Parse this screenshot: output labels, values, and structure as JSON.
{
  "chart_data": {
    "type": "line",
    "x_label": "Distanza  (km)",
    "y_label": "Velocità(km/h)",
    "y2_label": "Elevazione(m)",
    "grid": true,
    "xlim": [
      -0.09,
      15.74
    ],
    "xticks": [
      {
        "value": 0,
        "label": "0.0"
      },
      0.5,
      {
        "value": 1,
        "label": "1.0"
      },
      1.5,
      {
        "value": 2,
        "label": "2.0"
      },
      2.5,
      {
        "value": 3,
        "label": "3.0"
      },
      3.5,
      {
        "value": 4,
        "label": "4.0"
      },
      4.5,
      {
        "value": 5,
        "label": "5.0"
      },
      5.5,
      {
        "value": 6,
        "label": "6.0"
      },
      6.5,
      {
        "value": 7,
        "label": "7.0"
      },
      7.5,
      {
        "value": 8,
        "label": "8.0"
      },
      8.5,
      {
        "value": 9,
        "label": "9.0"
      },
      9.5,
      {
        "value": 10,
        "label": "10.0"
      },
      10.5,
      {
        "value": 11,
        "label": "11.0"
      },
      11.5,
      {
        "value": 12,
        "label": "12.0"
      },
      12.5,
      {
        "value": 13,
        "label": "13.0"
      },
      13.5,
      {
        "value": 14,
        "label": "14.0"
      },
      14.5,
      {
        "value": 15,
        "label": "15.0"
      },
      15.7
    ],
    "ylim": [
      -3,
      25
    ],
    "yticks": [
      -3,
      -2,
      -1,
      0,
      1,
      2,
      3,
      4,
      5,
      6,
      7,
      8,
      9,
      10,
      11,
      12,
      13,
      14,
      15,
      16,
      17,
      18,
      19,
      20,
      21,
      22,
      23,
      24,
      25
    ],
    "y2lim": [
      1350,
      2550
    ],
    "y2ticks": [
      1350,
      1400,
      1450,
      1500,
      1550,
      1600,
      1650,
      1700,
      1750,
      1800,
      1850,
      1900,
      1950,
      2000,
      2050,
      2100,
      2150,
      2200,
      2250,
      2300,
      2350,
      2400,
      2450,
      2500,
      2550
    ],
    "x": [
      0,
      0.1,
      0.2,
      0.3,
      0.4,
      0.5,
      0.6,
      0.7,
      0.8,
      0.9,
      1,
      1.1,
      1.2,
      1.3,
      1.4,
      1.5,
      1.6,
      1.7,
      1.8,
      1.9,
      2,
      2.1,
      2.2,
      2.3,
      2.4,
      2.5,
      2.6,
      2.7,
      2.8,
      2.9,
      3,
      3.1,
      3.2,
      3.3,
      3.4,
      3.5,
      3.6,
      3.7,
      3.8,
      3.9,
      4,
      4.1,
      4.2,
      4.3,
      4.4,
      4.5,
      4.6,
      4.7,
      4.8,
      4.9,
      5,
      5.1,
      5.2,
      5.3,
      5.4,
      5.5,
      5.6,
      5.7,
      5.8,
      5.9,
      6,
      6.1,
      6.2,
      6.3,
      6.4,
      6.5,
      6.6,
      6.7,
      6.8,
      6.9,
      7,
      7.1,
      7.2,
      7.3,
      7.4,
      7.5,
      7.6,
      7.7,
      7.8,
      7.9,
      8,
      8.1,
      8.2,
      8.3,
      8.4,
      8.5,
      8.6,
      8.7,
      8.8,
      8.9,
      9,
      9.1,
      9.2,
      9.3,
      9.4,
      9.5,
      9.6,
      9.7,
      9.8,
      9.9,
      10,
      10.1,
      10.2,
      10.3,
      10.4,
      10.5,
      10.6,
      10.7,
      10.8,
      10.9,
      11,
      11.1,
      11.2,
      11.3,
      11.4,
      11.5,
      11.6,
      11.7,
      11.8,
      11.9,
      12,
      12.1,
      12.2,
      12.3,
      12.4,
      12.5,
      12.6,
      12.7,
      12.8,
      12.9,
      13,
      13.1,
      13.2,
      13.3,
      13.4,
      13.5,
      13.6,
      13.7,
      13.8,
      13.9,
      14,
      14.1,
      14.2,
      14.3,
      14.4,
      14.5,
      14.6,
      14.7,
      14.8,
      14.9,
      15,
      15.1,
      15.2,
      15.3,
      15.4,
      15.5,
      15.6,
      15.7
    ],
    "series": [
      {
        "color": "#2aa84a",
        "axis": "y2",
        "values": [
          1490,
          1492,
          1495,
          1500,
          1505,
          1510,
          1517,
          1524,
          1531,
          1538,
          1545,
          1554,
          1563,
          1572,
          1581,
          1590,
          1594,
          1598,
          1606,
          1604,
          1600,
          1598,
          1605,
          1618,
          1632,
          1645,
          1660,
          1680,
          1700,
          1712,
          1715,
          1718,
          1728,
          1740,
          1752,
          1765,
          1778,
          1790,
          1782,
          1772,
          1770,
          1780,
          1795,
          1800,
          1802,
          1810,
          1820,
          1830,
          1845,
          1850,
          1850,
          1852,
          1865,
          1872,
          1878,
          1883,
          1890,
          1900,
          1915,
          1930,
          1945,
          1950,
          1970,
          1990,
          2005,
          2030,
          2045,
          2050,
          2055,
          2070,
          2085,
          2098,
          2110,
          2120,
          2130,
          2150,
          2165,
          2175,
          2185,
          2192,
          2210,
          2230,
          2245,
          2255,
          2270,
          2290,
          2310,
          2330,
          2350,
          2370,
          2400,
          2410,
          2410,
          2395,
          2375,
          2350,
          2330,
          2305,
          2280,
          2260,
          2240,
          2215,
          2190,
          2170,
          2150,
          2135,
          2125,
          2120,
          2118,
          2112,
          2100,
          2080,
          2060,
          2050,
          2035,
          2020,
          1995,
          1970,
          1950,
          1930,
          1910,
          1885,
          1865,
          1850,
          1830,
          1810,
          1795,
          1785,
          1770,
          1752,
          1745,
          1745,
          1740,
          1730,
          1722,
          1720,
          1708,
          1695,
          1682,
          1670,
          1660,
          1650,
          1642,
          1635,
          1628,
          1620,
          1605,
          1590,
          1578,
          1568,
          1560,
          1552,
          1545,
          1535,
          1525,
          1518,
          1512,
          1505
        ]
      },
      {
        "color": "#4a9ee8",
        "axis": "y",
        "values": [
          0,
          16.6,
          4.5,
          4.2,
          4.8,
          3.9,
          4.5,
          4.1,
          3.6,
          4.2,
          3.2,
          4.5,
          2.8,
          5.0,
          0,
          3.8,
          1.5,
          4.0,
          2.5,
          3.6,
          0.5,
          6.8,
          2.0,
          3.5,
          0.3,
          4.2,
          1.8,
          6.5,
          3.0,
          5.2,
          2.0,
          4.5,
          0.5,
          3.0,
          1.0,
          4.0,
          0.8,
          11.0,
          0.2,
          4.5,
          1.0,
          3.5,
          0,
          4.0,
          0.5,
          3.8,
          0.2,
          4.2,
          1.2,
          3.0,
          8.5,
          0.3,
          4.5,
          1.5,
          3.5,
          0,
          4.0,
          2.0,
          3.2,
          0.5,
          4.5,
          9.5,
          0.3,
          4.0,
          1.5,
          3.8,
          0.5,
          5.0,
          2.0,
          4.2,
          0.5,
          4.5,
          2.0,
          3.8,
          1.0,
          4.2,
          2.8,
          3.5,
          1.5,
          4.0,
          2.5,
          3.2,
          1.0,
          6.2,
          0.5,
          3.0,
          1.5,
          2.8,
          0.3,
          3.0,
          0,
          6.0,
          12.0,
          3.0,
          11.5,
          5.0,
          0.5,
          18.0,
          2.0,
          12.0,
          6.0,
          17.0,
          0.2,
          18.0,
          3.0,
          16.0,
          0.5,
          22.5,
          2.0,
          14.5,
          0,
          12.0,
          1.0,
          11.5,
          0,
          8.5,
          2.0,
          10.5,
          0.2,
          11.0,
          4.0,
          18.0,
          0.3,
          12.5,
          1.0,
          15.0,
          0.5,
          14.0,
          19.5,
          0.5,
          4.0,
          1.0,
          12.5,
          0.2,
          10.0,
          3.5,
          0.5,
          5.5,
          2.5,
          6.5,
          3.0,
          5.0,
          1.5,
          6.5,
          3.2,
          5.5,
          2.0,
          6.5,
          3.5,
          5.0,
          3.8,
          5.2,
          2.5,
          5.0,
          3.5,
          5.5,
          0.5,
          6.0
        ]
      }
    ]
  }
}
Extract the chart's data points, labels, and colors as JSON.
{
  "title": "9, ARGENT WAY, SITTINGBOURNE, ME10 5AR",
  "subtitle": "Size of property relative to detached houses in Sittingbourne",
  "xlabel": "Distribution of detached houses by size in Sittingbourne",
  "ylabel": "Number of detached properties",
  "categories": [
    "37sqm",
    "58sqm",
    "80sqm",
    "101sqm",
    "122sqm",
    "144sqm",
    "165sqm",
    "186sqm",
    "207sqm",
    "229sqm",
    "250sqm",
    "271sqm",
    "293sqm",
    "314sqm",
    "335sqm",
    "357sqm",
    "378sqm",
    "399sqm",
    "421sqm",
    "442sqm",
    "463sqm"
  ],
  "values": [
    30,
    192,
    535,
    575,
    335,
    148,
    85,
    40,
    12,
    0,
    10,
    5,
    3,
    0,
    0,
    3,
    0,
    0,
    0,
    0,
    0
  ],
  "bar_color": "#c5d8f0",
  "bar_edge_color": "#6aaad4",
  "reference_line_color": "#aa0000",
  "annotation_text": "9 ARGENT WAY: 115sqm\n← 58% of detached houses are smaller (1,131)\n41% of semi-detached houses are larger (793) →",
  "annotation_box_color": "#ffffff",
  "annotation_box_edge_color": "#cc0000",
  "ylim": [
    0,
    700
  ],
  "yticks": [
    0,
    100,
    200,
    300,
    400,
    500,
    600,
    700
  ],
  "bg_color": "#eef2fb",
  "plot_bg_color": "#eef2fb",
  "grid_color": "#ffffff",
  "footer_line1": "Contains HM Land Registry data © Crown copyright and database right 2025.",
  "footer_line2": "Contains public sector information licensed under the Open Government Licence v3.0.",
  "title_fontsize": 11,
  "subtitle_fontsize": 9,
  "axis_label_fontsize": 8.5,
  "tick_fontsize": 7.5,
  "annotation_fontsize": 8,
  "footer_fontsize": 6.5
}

⁂

- _Exercise task_
For each line above that contains the word "houses", copy that line.

- _Answer to the exercise_
  "subtitle": "Size of property relative to detached houses in Sittingbourne",
  "xlabel": "Distribution of detached houses by size in Sittingbourne",
  "annotation_text": "9 ARGENT WAY: 115sqm\n← 58% of detached houses are smaller (1,131)\n41% of semi-detached houses are larger (793) →",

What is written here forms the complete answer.